Given problem: Render every entry exactly as it appears.
>> BEGIN Exercise data
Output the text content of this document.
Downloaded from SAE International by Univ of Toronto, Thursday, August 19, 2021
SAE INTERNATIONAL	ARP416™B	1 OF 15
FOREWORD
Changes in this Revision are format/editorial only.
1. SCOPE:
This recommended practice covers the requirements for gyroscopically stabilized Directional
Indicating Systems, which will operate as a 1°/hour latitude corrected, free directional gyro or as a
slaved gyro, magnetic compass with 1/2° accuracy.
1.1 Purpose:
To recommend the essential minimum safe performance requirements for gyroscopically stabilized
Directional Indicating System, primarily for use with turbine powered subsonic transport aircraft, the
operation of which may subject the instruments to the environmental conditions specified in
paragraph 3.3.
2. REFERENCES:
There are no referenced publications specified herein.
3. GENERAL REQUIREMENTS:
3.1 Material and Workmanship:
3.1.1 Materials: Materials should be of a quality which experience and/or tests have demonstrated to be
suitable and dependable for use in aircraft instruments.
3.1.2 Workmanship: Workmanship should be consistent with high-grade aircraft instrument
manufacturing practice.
>> END Exercise data
Response for this exercise:
Output the text content of this document.
Downloaded from SAE International by Univ of Toronto, Thursday, August 19, 2021
SAE INTERNATIONAL	ARP416™B	1 OF 15
FOREWORD
Changes in this Revision are format/editorial only.
1. SCOPE:
This recommended practice covers the requirements for gyroscopically stabilized Directional
Indicating Systems, which will operate as a 1°/hour latitude corrected, free directional gyro or as a
slaved gyro, magnetic compass with 1/2° accuracy.
1.1 Purpose:
To recommend the essential minimum safe performance requirements for gyroscopically stabilized
Directional Indicating System, primarily for use with turbine powered subsonic transport aircraft, the
operation of which may subject the instruments to the environmental conditions specified in
paragraph 3.3.
2. REFERENCES:
There are no referenced publications specified herein.
3. GENERAL REQUIREMENTS:
3.1 Material and Workmanship:
3.1.1 Materials: Materials should be of a quality which experience and/or tests have demonstrated to be
suitable and dependable for use in aircraft instruments.
3.1.2 Workmanship: Workmanship should be consistent with high-grade aircraft instrument
manufacturing practice.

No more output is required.